[Problem details] State how many lines in the records hold the word "content", giving the number and no other text.

──────────

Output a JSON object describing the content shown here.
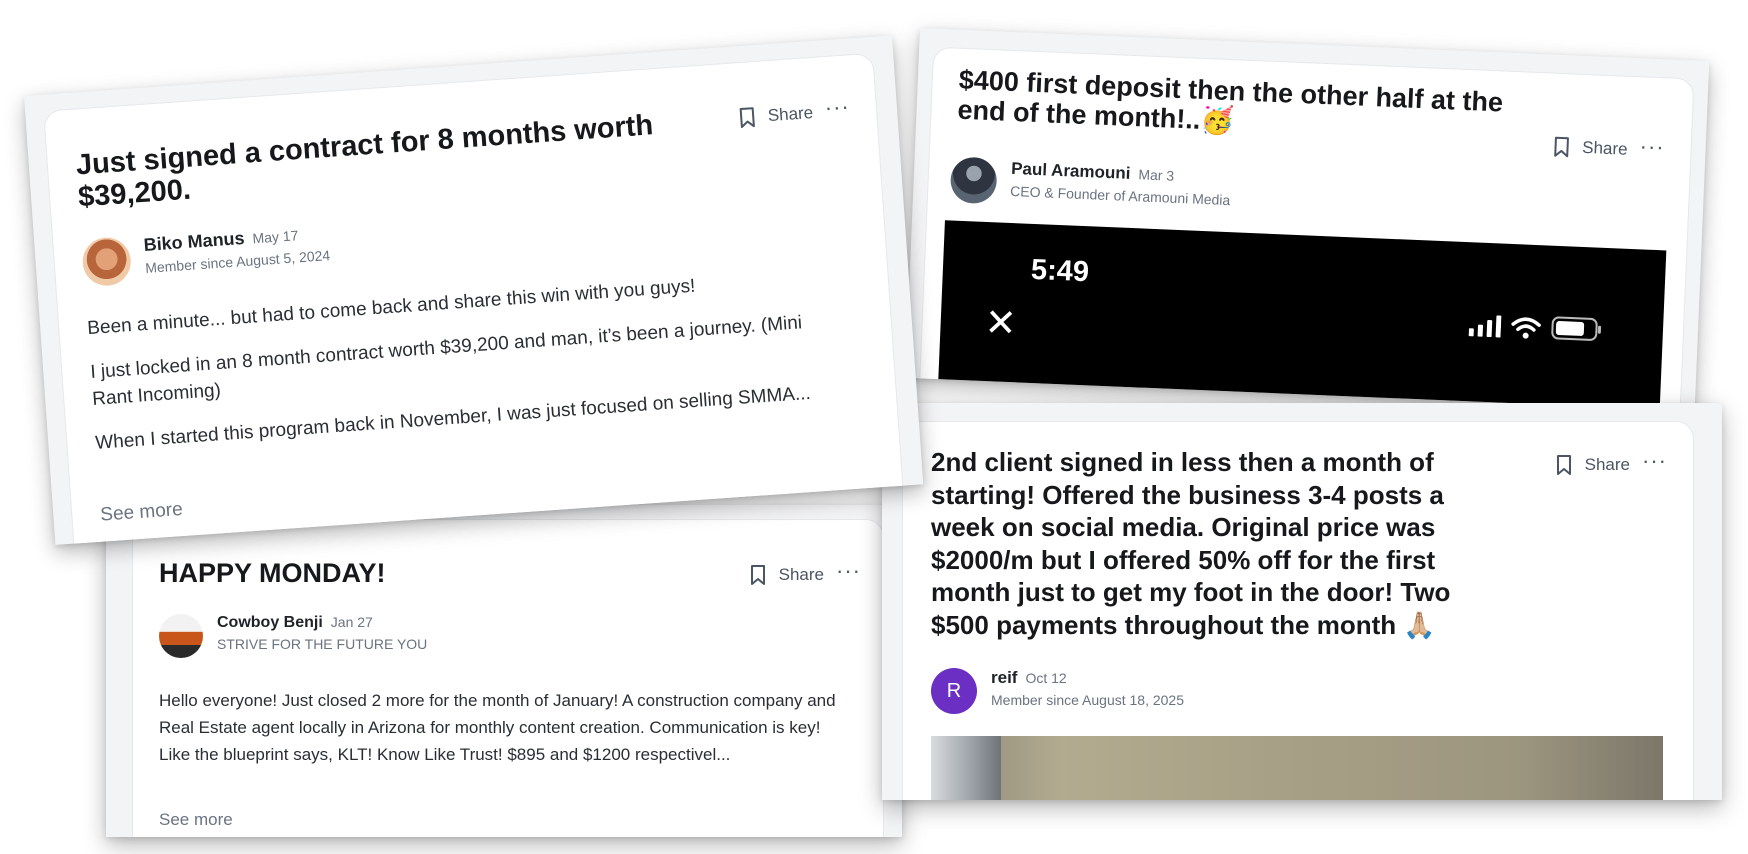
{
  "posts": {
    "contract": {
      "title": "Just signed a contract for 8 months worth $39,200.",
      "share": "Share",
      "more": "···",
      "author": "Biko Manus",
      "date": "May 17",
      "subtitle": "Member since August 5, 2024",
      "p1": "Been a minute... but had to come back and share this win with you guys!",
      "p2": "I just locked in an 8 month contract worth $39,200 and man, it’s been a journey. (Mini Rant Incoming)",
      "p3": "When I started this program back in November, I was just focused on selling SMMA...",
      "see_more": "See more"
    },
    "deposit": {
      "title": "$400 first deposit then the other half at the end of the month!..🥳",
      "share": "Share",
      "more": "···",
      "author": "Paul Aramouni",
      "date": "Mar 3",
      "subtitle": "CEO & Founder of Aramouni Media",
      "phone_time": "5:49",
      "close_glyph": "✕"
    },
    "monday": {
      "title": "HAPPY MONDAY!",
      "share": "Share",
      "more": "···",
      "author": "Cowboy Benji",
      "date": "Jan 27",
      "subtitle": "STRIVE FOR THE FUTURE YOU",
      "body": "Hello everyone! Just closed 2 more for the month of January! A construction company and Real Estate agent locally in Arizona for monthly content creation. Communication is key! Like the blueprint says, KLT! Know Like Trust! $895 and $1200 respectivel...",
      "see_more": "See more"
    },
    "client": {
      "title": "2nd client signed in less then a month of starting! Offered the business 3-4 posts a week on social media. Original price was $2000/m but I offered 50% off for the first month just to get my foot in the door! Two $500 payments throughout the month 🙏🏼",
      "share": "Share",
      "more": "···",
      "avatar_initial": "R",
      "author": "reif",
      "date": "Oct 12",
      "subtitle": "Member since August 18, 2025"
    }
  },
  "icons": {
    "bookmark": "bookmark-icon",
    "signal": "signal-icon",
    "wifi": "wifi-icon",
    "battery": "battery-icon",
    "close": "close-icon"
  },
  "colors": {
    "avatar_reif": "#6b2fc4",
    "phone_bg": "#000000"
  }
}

──────────

[Written reply] 2